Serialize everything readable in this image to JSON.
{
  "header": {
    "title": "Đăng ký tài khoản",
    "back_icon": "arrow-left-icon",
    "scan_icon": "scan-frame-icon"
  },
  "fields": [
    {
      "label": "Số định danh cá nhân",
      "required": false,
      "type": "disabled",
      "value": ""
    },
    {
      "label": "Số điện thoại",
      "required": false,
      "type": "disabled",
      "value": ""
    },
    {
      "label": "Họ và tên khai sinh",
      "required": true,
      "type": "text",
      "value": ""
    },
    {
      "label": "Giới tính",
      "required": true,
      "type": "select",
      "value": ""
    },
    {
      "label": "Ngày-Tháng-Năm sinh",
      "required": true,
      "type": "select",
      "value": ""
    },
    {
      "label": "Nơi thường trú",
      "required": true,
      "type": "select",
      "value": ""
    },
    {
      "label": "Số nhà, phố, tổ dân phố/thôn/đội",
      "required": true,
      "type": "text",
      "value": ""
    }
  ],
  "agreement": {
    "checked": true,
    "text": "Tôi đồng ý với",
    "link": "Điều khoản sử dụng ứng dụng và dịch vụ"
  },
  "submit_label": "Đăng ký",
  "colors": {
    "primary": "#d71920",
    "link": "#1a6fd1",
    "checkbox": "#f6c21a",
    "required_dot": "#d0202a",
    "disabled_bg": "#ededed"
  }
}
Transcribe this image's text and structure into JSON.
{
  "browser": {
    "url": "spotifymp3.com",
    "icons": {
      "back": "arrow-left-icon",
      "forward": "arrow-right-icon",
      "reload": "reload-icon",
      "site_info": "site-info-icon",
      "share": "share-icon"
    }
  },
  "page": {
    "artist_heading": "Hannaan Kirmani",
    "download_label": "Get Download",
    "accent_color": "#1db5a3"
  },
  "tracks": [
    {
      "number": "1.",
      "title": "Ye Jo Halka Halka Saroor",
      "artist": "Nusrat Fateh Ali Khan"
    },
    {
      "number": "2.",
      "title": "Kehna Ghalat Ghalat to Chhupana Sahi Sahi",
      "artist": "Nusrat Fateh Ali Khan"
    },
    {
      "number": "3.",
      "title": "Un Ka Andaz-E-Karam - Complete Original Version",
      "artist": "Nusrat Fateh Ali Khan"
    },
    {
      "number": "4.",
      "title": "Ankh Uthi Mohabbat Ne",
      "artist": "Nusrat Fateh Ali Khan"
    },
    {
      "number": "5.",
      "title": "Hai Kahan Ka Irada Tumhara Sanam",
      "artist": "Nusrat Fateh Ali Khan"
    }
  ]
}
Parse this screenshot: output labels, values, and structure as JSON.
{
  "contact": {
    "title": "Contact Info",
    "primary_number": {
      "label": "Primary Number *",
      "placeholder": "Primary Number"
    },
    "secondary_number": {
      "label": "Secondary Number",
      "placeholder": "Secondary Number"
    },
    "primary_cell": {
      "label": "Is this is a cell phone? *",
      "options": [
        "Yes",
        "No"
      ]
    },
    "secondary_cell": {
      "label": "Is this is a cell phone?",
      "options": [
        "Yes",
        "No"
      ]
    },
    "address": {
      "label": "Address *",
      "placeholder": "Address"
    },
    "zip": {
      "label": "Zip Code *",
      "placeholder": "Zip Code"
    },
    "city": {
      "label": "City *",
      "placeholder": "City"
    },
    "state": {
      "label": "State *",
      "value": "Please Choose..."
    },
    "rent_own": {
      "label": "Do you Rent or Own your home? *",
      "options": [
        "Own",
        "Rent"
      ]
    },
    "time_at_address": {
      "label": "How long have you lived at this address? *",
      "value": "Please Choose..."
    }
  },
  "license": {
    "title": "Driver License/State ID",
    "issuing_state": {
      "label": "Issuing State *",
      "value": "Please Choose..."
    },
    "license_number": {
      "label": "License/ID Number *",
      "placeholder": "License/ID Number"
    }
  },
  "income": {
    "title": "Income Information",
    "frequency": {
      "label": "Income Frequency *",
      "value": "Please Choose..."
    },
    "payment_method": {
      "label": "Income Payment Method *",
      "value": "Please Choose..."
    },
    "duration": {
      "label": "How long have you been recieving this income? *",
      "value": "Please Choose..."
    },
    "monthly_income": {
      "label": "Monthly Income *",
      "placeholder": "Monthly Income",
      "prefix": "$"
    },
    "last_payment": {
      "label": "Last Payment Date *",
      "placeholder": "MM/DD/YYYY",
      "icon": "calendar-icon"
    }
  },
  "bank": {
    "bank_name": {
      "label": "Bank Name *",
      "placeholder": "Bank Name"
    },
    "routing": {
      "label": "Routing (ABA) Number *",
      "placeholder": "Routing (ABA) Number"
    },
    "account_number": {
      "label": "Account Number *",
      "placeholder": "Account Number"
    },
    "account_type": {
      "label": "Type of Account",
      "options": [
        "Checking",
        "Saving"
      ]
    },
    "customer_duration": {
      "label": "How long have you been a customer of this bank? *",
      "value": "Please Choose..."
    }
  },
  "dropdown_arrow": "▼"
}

------

GIVEN PROBLEM:
Output the lines above verbatim and in full.

RESULT OF THIS EXERCISE:
Serialize everything readable in this image to JSON.
{
  "header": {
    "title": "Đăng ký tài khoản",
    "back_icon": "arrow-left-icon",
    "scan_icon": "scan-frame-icon"
  },
  "fields": [
    {
      "label": "Số định danh cá nhân",
      "required": false,
      "type": "disabled",
      "value": ""
    },
    {
      "label": "Số điện thoại",
      "required": false,
      "type": "disabled",
      "value": ""
    },
    {
      "label": "Họ và tên khai sinh",
      "required": true,
      "type": "text",
      "value": ""
    },
    {
      "label": "Giới tính",
      "required": true,
      "type": "select",
      "value": ""
    },
    {
      "label": "Ngày-Tháng-Năm sinh",
      "required": true,
      "type": "select",
      "value": ""
    },
    {
      "label": "Nơi thường trú",
      "required": true,
      "type": "select",
      "value": ""
    },
    {
      "label": "Số nhà, phố, tổ dân phố/thôn/đội",
      "required": true,
      "type": "text",
      "value": ""
    }
  ],
  "agreement": {
    "checked": true,
    "text": "Tôi đồng ý với",
    "link": "Điều khoản sử dụng ứng dụng và dịch vụ"
  },
  "submit_label": "Đăng ký",
  "colors": {
    "primary": "#d71920",
    "link": "#1a6fd1",
    "checkbox": "#f6c21a",
    "required_dot": "#d0202a",
    "disabled_bg": "#ededed"
  }
}
Transcribe this image's text and structure into JSON.
{
  "browser": {
    "url": "spotifymp3.com",
    "icons": {
      "back": "arrow-left-icon",
      "forward": "arrow-right-icon",
      "reload": "reload-icon",
      "site_info": "site-info-icon",
      "share": "share-icon"
    }
  },
  "page": {
    "artist_heading": "Hannaan Kirmani",
    "download_label": "Get Download",
    "accent_color": "#1db5a3"
  },
  "tracks": [
    {
      "number": "1.",
      "title": "Ye Jo Halka Halka Saroor",
      "artist": "Nusrat Fateh Ali Khan"
    },
    {
      "number": "2.",
      "title": "Kehna Ghalat Ghalat to Chhupana Sahi Sahi",
      "artist": "Nusrat Fateh Ali Khan"
    },
    {
      "number": "3.",
      "title": "Un Ka Andaz-E-Karam - Complete Original Version",
      "artist": "Nusrat Fateh Ali Khan"
    },
    {
      "number": "4.",
      "title": "Ankh Uthi Mohabbat Ne",
      "artist": "Nusrat Fateh Ali Khan"
    },
    {
      "number": "5.",
      "title": "Hai Kahan Ka Irada Tumhara Sanam",
      "artist": "Nusrat Fateh Ali Khan"
    }
  ]
}
Parse this screenshot: output labels, values, and structure as JSON.
{
  "contact": {
    "title": "Contact Info",
    "primary_number": {
      "label": "Primary Number *",
      "placeholder": "Primary Number"
    },
    "secondary_number": {
      "label": "Secondary Number",
      "placeholder": "Secondary Number"
    },
    "primary_cell": {
      "label": "Is this is a cell phone? *",
      "options": [
        "Yes",
        "No"
      ]
    },
    "secondary_cell": {
      "label": "Is this is a cell phone?",
      "options": [
        "Yes",
        "No"
      ]
    },
    "address": {
      "label": "Address *",
      "placeholder": "Address"
    },
    "zip": {
      "label": "Zip Code *",
      "placeholder": "Zip Code"
    },
    "city": {
      "label": "City *",
      "placeholder": "City"
    },
    "state": {
      "label": "State *",
      "value": "Please Choose..."
    },
    "rent_own": {
      "label": "Do you Rent or Own your home? *",
      "options": [
        "Own",
        "Rent"
      ]
    },
    "time_at_address": {
      "label": "How long have you lived at this address? *",
      "value": "Please Choose..."
    }
  },
  "license": {
    "title": "Driver License/State ID",
    "issuing_state": {
      "label": "Issuing State *",
      "value": "Please Choose..."
    },
    "license_number": {
      "label": "License/ID Number *",
      "placeholder": "License/ID Number"
    }
  },
  "income": {
    "title": "Income Information",
    "frequency": {
      "label": "Income Frequency *",
      "value": "Please Choose..."
    },
    "payment_method": {
      "label": "Income Payment Method *",
      "value": "Please Choose..."
    },
    "duration": {
      "label": "How long have you been recieving this income? *",
      "value": "Please Choose..."
    },
    "monthly_income": {
      "label": "Monthly Income *",
      "placeholder": "Monthly Income",
      "prefix": "$"
    },
    "last_payment": {
      "label": "Last Payment Date *",
      "placeholder": "MM/DD/YYYY",
      "icon": "calendar-icon"
    }
  },
  "bank": {
    "bank_name": {
      "label": "Bank Name *",
      "placeholder": "Bank Name"
    },
    "routing": {
      "label": "Routing (ABA) Number *",
      "placeholder": "Routing (ABA) Number"
    },
    "account_number": {
      "label": "Account Number *",
      "placeholder": "Account Number"
    },
    "account_type": {
      "label": "Type of Account",
      "options": [
        "Checking",
        "Saving"
      ]
    },
    "customer_duration": {
      "label": "How long have you been a customer of this bank? *",
      "value": "Please Choose..."
    }
  },
  "dropdown_arrow": "▼"
}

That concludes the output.